>> Start
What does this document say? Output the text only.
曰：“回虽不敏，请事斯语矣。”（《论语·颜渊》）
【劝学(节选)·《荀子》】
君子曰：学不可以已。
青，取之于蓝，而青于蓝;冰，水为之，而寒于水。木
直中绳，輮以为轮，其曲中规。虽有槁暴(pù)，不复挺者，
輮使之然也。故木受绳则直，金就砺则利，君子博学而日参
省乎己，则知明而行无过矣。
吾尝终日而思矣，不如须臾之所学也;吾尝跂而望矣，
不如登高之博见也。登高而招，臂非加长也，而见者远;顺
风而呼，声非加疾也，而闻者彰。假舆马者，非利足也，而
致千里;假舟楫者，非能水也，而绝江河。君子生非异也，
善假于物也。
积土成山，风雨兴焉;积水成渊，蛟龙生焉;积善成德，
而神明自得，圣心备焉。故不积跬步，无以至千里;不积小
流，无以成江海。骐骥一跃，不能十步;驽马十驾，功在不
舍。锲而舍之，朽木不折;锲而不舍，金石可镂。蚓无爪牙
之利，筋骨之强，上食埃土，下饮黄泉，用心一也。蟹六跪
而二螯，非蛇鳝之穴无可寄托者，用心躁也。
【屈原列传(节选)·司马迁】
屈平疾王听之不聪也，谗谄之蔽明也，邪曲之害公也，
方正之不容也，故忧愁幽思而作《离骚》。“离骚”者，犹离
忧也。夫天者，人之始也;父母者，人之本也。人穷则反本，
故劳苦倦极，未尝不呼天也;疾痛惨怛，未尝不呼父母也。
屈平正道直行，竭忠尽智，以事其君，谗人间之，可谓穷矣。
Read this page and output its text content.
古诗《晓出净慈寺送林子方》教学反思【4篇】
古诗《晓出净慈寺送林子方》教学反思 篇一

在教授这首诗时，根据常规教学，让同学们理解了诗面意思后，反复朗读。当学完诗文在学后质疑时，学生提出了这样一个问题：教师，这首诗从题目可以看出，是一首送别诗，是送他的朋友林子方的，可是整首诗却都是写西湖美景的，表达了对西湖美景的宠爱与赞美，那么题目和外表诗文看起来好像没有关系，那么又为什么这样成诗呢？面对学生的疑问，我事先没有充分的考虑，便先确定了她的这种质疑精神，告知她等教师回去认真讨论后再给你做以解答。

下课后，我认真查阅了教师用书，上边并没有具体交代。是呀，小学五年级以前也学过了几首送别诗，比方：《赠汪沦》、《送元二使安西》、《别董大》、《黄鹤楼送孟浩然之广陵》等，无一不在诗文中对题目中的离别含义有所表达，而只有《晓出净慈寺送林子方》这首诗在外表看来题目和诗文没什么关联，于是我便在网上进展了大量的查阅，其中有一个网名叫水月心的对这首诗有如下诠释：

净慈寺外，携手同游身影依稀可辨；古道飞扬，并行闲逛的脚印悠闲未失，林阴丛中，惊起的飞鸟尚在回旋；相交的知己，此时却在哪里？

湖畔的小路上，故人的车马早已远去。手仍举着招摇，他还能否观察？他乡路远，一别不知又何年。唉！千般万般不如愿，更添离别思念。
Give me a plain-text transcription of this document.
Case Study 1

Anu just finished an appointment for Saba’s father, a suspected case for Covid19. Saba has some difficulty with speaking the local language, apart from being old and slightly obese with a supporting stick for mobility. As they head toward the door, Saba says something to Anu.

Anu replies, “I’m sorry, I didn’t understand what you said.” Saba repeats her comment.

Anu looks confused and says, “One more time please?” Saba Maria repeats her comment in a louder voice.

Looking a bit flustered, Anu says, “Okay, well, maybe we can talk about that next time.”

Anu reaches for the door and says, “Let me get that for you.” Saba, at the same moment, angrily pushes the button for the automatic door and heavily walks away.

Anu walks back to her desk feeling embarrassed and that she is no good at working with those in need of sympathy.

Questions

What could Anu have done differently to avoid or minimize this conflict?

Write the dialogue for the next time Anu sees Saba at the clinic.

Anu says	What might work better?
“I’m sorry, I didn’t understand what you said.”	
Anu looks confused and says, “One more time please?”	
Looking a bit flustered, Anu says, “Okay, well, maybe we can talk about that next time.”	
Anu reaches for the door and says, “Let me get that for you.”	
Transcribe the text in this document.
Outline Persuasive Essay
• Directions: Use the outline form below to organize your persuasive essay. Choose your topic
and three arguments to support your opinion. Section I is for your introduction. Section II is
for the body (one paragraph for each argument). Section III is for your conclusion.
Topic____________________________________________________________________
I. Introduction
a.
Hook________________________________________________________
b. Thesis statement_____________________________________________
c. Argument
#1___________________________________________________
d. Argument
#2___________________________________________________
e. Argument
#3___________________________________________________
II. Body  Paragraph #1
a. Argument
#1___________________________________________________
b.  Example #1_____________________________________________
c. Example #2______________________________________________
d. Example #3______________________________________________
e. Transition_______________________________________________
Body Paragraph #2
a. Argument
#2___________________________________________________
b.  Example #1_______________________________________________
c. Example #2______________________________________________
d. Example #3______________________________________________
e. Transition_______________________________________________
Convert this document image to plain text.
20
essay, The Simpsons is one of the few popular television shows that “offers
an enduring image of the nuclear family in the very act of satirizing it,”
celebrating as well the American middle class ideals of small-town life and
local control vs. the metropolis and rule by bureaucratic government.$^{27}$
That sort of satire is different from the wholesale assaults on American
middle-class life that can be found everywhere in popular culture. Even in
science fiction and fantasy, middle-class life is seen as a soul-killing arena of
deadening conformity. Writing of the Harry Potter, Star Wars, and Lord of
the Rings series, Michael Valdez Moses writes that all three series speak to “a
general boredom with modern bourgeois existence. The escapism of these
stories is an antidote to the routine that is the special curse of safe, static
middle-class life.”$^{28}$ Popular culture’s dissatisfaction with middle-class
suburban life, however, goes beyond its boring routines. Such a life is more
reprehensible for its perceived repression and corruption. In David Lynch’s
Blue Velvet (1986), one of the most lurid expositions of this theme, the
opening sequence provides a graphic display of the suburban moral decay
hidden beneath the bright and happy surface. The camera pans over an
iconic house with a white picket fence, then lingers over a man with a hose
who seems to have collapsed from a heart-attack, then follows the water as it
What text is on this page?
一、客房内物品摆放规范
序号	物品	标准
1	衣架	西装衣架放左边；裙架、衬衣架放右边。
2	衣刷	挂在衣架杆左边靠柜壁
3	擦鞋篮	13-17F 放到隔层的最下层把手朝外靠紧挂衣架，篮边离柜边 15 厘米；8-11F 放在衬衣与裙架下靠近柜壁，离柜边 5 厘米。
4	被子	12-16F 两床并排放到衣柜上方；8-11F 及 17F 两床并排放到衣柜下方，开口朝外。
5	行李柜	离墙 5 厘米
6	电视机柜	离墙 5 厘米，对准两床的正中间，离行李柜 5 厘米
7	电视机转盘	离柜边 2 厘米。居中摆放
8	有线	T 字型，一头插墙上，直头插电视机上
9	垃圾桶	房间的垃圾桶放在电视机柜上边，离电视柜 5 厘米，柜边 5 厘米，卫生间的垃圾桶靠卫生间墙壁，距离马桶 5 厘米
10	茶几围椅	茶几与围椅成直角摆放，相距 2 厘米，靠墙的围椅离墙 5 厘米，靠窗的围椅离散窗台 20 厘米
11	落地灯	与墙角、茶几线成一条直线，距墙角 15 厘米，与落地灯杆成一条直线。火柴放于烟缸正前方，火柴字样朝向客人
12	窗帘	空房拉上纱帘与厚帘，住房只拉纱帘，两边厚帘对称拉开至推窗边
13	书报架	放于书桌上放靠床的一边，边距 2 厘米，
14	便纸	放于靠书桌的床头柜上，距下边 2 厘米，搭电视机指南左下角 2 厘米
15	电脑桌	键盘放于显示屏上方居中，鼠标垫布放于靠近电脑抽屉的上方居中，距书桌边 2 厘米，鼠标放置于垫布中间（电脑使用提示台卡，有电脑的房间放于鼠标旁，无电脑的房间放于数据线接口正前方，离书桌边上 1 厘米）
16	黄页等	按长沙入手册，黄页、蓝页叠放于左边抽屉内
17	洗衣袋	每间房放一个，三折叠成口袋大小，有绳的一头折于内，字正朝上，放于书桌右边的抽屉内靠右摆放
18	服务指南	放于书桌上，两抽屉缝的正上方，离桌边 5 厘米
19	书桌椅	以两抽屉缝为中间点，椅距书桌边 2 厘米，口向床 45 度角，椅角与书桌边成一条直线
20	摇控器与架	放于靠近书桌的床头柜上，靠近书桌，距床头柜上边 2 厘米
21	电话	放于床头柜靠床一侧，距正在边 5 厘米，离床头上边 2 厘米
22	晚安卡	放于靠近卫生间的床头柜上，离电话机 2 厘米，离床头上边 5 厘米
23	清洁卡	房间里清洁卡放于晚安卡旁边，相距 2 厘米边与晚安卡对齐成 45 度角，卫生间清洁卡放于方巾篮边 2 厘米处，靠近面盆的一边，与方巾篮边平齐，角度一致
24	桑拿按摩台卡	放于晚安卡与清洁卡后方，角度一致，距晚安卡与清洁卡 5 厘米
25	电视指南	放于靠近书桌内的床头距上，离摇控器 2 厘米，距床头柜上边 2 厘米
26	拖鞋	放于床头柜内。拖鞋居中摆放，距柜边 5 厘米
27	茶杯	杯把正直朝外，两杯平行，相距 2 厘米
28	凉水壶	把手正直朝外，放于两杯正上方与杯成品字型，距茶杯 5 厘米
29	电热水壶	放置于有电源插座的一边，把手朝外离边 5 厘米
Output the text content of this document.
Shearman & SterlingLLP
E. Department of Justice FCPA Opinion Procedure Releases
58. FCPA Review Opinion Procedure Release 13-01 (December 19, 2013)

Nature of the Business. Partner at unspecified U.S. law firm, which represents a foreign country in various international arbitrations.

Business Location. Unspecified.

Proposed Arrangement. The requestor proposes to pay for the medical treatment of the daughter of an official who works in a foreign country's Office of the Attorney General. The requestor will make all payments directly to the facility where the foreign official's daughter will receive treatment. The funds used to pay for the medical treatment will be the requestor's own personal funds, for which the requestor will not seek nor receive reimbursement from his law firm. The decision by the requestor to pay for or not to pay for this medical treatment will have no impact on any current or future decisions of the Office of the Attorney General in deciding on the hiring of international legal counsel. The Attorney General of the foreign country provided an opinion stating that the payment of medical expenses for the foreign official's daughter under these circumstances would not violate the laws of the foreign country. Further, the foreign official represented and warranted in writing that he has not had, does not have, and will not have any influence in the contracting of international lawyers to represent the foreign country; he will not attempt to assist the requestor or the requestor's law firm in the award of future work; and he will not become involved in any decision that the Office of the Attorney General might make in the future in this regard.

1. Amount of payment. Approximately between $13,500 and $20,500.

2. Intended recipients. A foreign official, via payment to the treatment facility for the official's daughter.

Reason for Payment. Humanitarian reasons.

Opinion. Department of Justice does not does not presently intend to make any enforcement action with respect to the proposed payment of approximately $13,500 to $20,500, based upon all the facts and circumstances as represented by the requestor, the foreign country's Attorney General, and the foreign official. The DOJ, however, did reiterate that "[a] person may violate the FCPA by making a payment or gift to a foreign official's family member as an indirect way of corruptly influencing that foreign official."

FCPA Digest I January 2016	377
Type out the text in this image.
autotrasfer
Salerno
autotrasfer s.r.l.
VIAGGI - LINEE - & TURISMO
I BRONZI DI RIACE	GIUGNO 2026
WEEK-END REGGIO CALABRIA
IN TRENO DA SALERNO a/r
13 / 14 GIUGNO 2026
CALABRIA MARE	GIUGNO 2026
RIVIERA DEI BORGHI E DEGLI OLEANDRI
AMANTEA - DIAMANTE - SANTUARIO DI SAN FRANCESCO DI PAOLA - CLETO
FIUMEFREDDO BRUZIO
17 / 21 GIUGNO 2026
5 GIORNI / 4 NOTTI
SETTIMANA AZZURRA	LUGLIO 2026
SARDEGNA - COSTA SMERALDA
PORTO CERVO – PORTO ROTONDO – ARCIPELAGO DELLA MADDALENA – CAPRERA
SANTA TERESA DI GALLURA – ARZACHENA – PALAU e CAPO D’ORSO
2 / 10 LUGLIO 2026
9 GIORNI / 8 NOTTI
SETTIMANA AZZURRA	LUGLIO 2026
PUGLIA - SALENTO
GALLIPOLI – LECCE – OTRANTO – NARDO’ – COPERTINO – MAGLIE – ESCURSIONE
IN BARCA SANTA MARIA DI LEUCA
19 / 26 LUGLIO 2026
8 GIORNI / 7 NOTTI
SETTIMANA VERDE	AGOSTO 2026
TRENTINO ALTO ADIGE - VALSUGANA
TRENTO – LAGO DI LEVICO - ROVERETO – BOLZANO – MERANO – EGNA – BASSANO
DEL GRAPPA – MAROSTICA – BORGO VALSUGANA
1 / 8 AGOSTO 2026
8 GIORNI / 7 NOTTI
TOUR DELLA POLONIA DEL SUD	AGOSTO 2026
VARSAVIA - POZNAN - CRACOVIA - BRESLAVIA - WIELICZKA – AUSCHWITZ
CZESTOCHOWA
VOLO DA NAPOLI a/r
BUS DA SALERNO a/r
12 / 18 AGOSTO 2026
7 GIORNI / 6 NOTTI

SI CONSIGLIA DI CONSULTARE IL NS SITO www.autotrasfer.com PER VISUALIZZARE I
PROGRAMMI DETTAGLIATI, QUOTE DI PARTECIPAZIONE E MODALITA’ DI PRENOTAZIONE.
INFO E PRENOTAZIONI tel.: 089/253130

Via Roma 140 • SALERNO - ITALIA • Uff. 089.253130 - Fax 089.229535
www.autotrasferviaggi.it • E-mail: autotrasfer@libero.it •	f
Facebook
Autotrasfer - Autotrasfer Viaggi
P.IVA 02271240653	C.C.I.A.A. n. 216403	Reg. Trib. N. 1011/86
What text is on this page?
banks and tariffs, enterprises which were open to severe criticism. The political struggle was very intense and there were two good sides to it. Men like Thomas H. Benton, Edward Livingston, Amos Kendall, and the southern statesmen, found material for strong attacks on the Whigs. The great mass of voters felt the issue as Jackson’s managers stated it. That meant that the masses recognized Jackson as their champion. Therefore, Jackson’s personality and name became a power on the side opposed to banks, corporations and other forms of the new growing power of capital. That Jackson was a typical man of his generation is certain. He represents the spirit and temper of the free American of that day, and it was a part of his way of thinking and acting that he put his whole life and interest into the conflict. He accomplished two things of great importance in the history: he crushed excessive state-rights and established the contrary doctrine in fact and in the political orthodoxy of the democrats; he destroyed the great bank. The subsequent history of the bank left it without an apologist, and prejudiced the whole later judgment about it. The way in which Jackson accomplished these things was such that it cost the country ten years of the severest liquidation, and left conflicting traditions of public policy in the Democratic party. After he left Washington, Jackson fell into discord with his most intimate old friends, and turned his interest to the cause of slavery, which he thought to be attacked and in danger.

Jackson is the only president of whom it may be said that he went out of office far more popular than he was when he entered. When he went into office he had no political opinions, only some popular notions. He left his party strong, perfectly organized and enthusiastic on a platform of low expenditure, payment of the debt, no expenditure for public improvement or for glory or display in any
>> End
== Task to complete ==
Copy every single line of the material above that holds "NOTTI".

== Correct answer ==
5 GIORNI / 4 NOTTI
9 GIORNI / 8 NOTTI
8 GIORNI / 7 NOTTI
8 GIORNI / 7 NOTTI
7 GIORNI / 6 NOTTI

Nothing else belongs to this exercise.